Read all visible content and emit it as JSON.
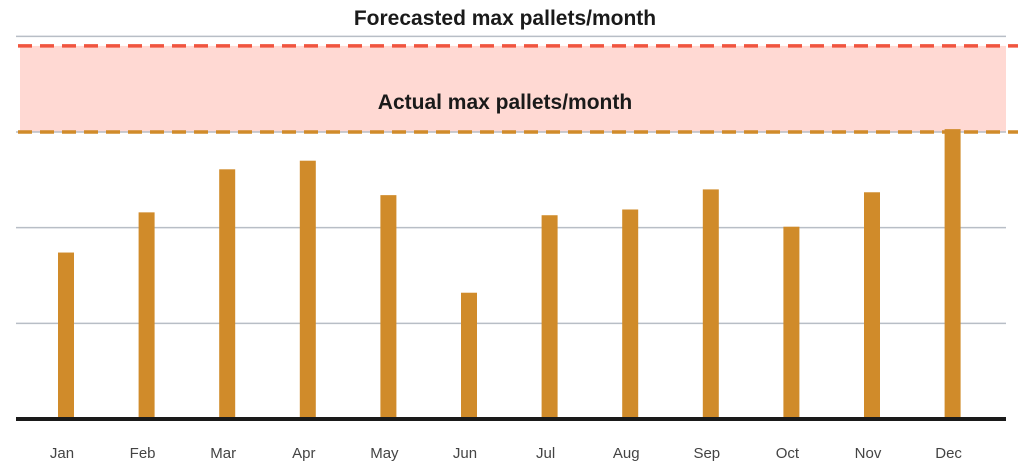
{
  "chart_data": {
    "type": "bar",
    "title": "",
    "xlabel": "",
    "ylabel": "",
    "categories": [
      "Jan",
      "Feb",
      "Mar",
      "Apr",
      "May",
      "Jun",
      "Jul",
      "Aug",
      "Sep",
      "Oct",
      "Nov",
      "Dec"
    ],
    "values": [
      58,
      72,
      87,
      90,
      78,
      44,
      71,
      73,
      80,
      67,
      79,
      101
    ],
    "ylim": [
      0,
      130
    ],
    "gridlines": [
      33.3,
      66.7,
      100,
      133.3
    ],
    "grid": true,
    "y_tick_labels_shown": false,
    "bar_color": "#d08b2a",
    "reference_lines": [
      {
        "name": "forecasted",
        "label": "Forecasted max pallets/month",
        "value": 130,
        "color": "#f0553f",
        "style": "dashed"
      },
      {
        "name": "actual",
        "label": "Actual max pallets/month",
        "value": 100,
        "color": "#d08b2a",
        "style": "dashed"
      }
    ],
    "band": {
      "from": 100,
      "to": 130,
      "color": "#ffd9d3"
    }
  }
}
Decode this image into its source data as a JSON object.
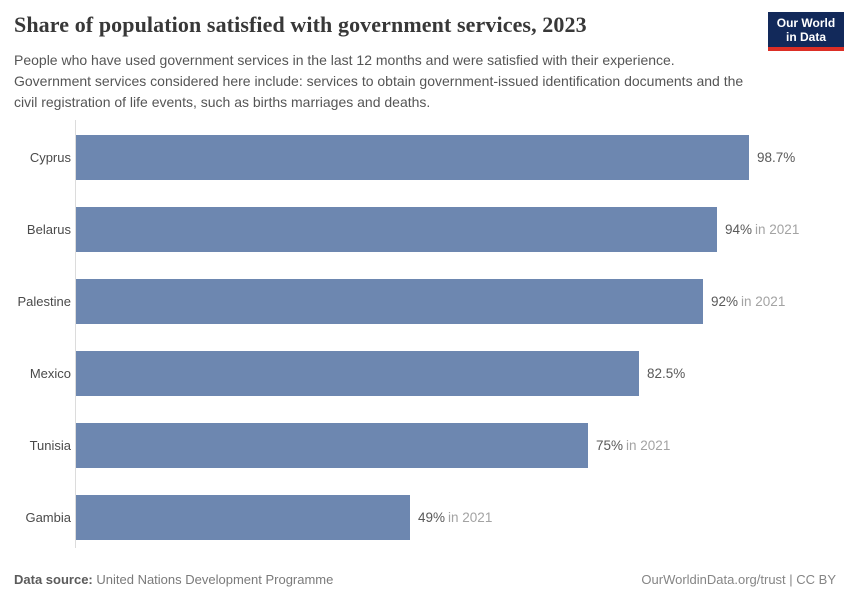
{
  "header": {
    "title": "Share of population satisfied with government services, 2023",
    "subtitle": "People who have used government services in the last 12 months and were satisfied with their experience. Government services considered here include: services to obtain government-issued identification documents and the civil registration of life events, such as births marriages and deaths."
  },
  "logo": {
    "line1": "Our World",
    "line2": "in Data",
    "bg_color": "#12295a",
    "accent_color": "#dc2e25"
  },
  "chart_data": {
    "type": "bar",
    "orientation": "horizontal",
    "title": "Share of population satisfied with government services, 2023",
    "categories": [
      "Cyprus",
      "Belarus",
      "Palestine",
      "Mexico",
      "Tunisia",
      "Gambia"
    ],
    "values": [
      98.7,
      94,
      92,
      82.5,
      75,
      49
    ],
    "value_labels": [
      "98.7%",
      "94%",
      "92%",
      "82.5%",
      "75%",
      "49%"
    ],
    "year_notes": [
      "",
      "in 2021",
      "in 2021",
      "",
      "in 2021",
      "in 2021"
    ],
    "xlim": [
      0,
      100
    ],
    "bar_color": "#6d87b0",
    "grid": false,
    "legend": "none"
  },
  "footer": {
    "source_label": "Data source:",
    "source_value": "United Nations Development Programme",
    "rights": "OurWorldinData.org/trust | CC BY"
  }
}
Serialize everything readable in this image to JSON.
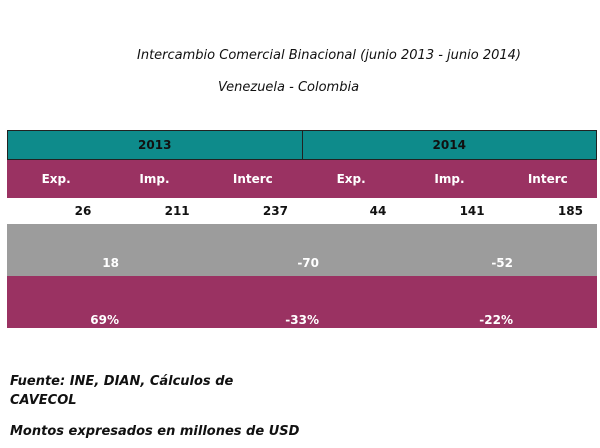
{
  "title": "Intercambio Comercial Binacional (junio 2013 - junio 2014)",
  "subtitle": "Venezuela - Colombia",
  "colors": {
    "year_header": "#0e8b8b",
    "column_header": "#9a3262",
    "balance_row": "#9c9c9c",
    "percent_row": "#9a3262"
  },
  "chart_data": {
    "type": "table",
    "years": [
      "2013",
      "2014"
    ],
    "columns": [
      "Exp.",
      "Imp.",
      "Interc",
      "Exp.",
      "Imp.",
      "Interc"
    ],
    "values": [
      "26",
      "211",
      "237",
      "44",
      "141",
      "185"
    ],
    "balance": [
      "18",
      "-70",
      "-52"
    ],
    "percent": [
      "69%",
      "-33%",
      "-22%"
    ]
  },
  "footer": {
    "source": "Fuente: INE, DIAN, Cálculos de CAVECOL",
    "note": "Montos expresados en millones de USD"
  }
}
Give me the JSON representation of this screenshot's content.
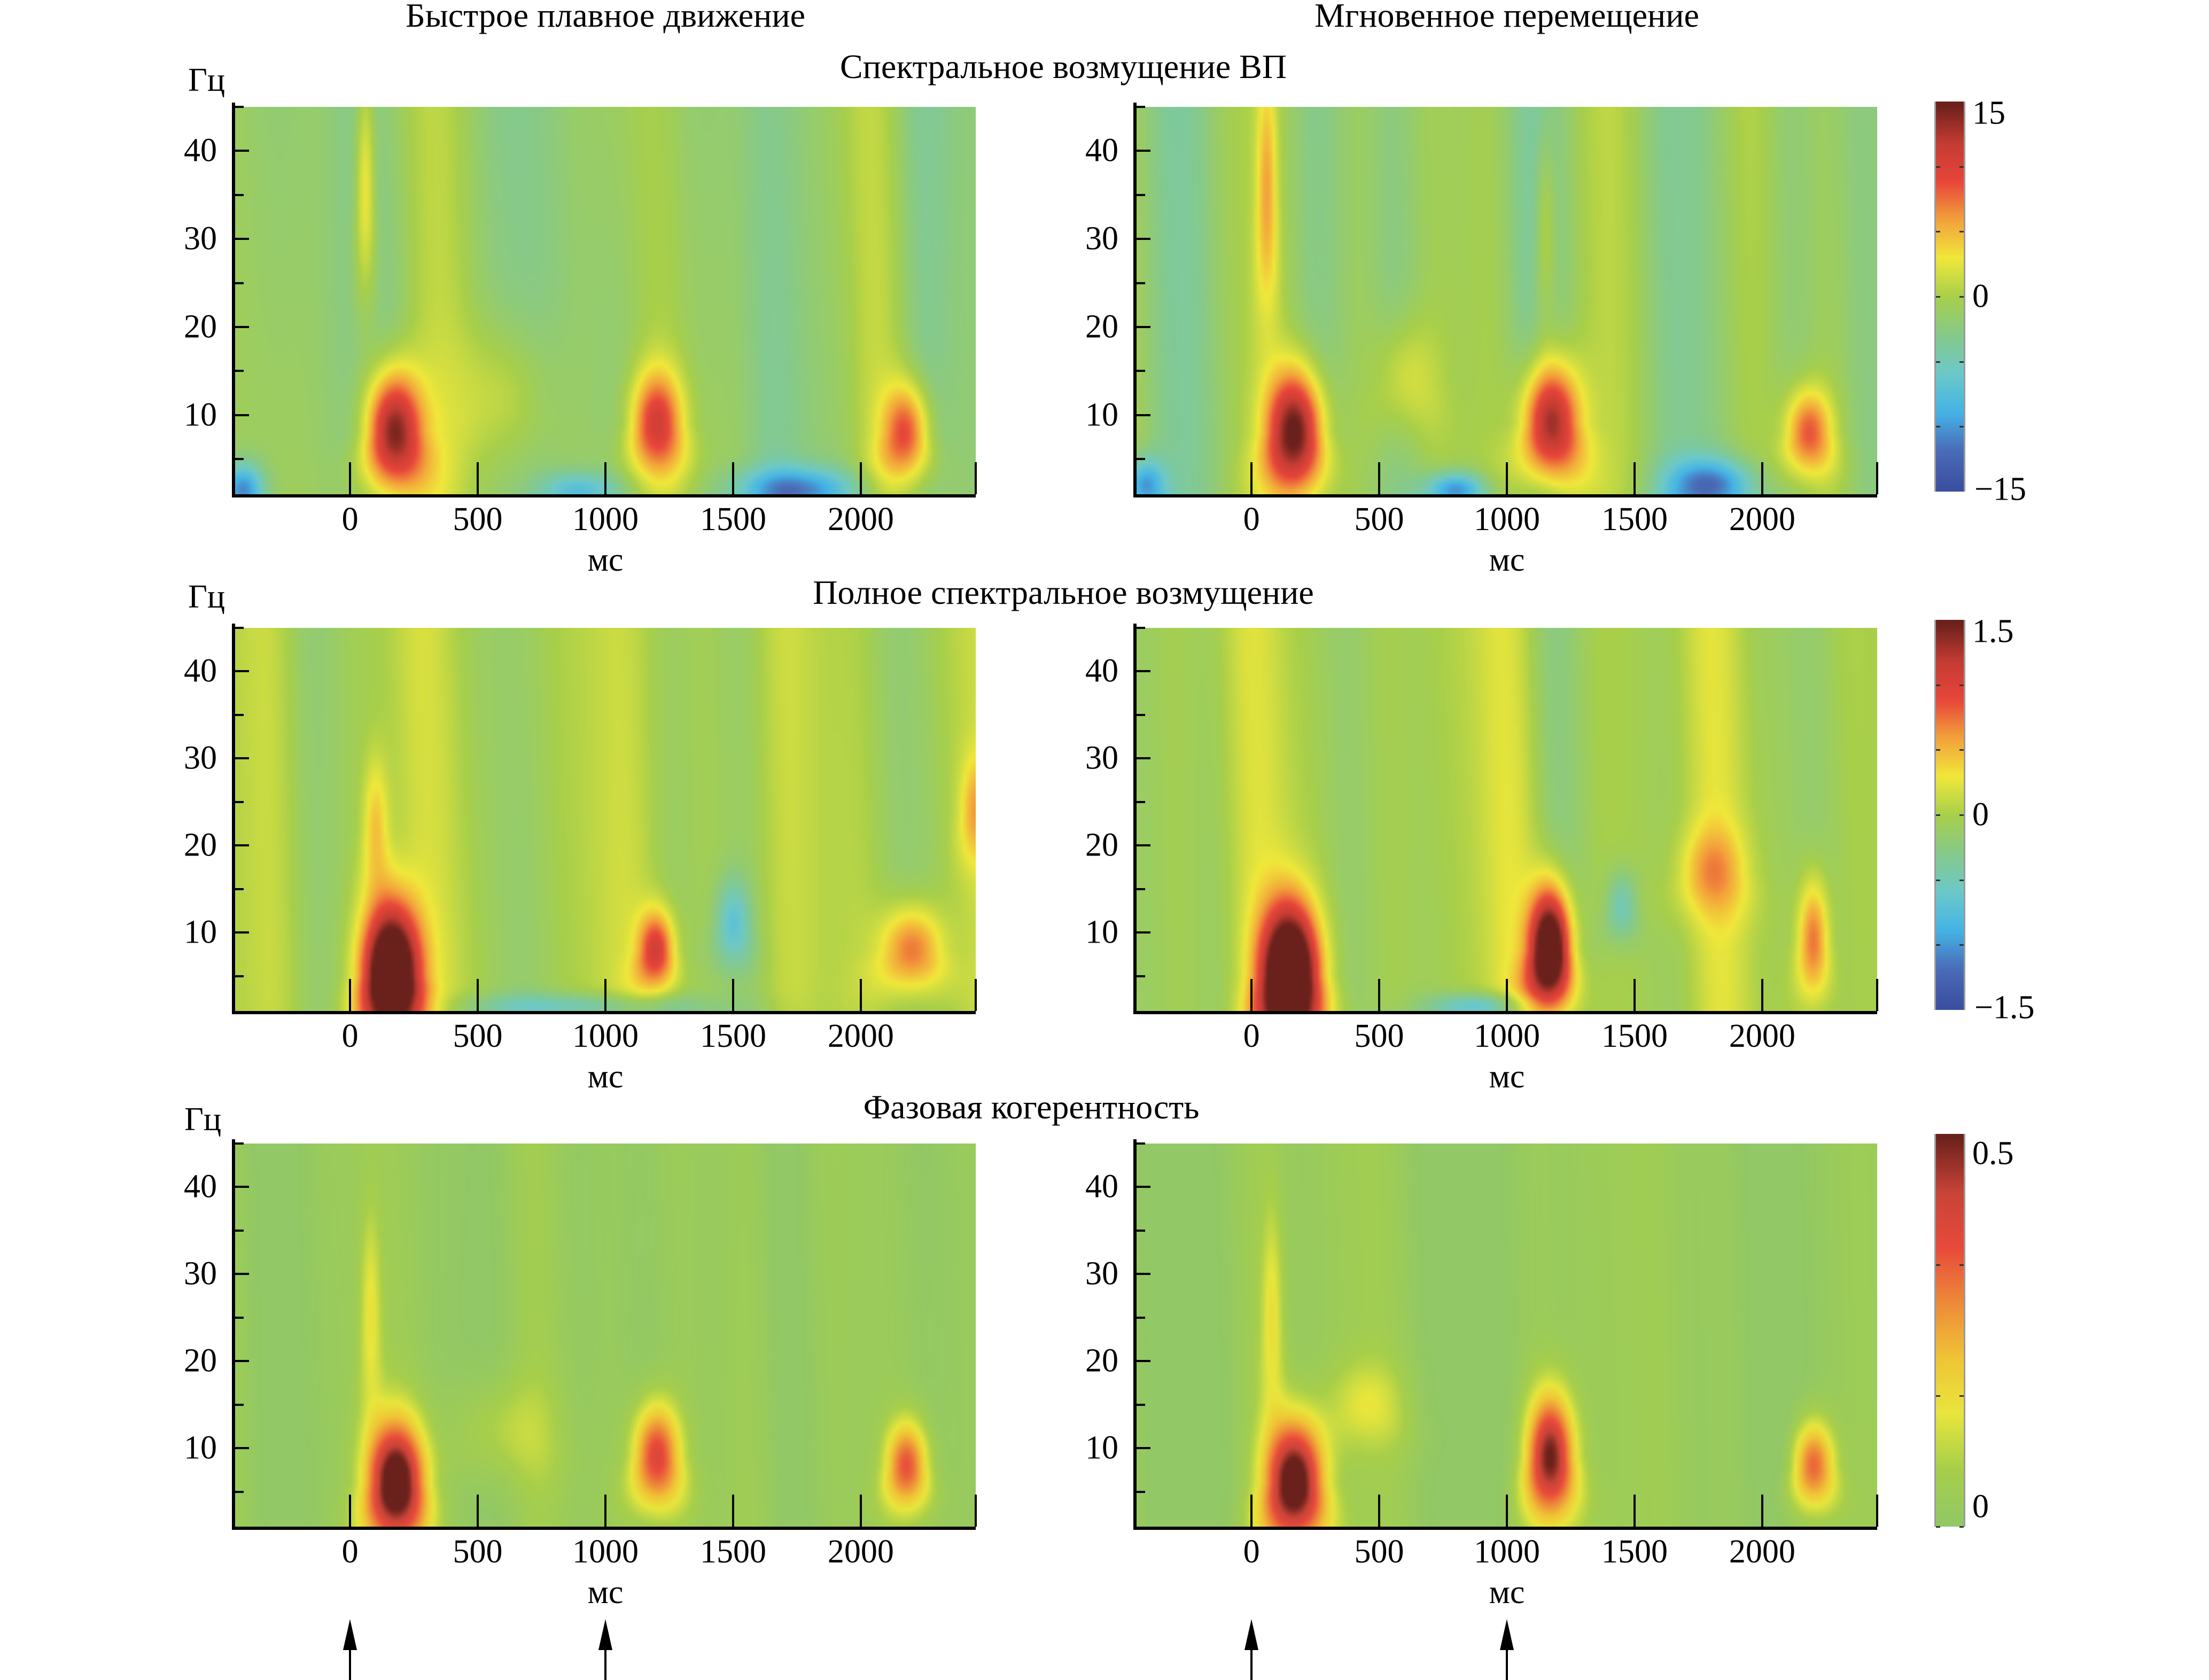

> _What is expected_:
Write out the full listing verbatim, excluding its pictures.

> _Written response_:
Read all visible content and emit it as JSON.
{
  "chart_data": {
    "type": "bar",
    "title": "",
    "xlabel": "",
    "ylabel": "",
    "categories": [
      "Jan",
      "Feb",
      "Mar",
      "Apr",
      "May",
      "Jun",
      "Jul",
      "Aug",
      "Sep",
      "Oct",
      "Nov",
      "Dec"
    ],
    "values": [
      58,
      72,
      87,
      90,
      78,
      44,
      71,
      73,
      80,
      67,
      79,
      101
    ],
    "ylim": [
      0,
      130
    ],
    "gridlines": [
      33.3,
      66.7,
      100,
      133.3
    ],
    "grid": true,
    "y_tick_labels_shown": false,
    "bar_color": "#d08b2a",
    "reference_lines": [
      {
        "name": "forecasted",
        "label": "Forecasted max pallets/month",
        "value": 130,
        "color": "#f0553f",
        "style": "dashed"
      },
      {
        "name": "actual",
        "label": "Actual max pallets/month",
        "value": 100,
        "color": "#d08b2a",
        "style": "dashed"
      }
    ],
    "band": {
      "from": 100,
      "to": 130,
      "color": "#ffd9d3"
    }
  }
}
Decode this image into its source data as a JSON object.
{
  "header": {
    "title": "Share of population satisfied with government services, 2023",
    "subtitle": "People who have used government services in the last 12 months and were satisfied with their experience. Government services considered here include: services to obtain government-issued identification documents and the civil registration of life events, such as births marriages and deaths."
  },
  "logo": {
    "line1": "Our World",
    "line2": "in Data",
    "bg_color": "#12295a",
    "accent_color": "#dc2e25"
  },
  "chart_data": {
    "type": "bar",
    "orientation": "horizontal",
    "title": "Share of population satisfied with government services, 2023",
    "categories": [
      "Cyprus",
      "Belarus",
      "Palestine",
      "Mexico",
      "Tunisia",
      "Gambia"
    ],
    "values": [
      98.7,
      94,
      92,
      82.5,
      75,
      49
    ],
    "value_labels": [
      "98.7%",
      "94%",
      "92%",
      "82.5%",
      "75%",
      "49%"
    ],
    "year_notes": [
      "",
      "in 2021",
      "in 2021",
      "",
      "in 2021",
      "in 2021"
    ],
    "xlim": [
      0,
      100
    ],
    "bar_color": "#6d87b0",
    "grid": false,
    "legend": "none"
  },
  "footer": {
    "source_label": "Data source:",
    "source_value": "United Nations Development Programme",
    "rights": "OurWorldinData.org/trust | CC BY"
  }
}
Serialize everything readable in this image to JSON.
{
  "title": "Intercambio Comercial Binacional (junio 2013 - junio 2014)",
  "subtitle": "Venezuela - Colombia",
  "colors": {
    "year_header": "#0e8b8b",
    "column_header": "#9a3262",
    "balance_row": "#9c9c9c",
    "percent_row": "#9a3262"
  },
  "chart_data": {
    "type": "table",
    "years": [
      "2013",
      "2014"
    ],
    "columns": [
      "Exp.",
      "Imp.",
      "Interc",
      "Exp.",
      "Imp.",
      "Interc"
    ],
    "values": [
      "26",
      "211",
      "237",
      "44",
      "141",
      "185"
    ],
    "balance": [
      "18",
      "-70",
      "-52"
    ],
    "percent": [
      "69%",
      "-33%",
      "-22%"
    ]
  },
  "footer": {
    "source": "Fuente: INE, DIAN, Cálculos de CAVECOL",
    "note": "Montos expresados en millones de USD"
  }
}
Give me the JSON representation of this screenshot's content.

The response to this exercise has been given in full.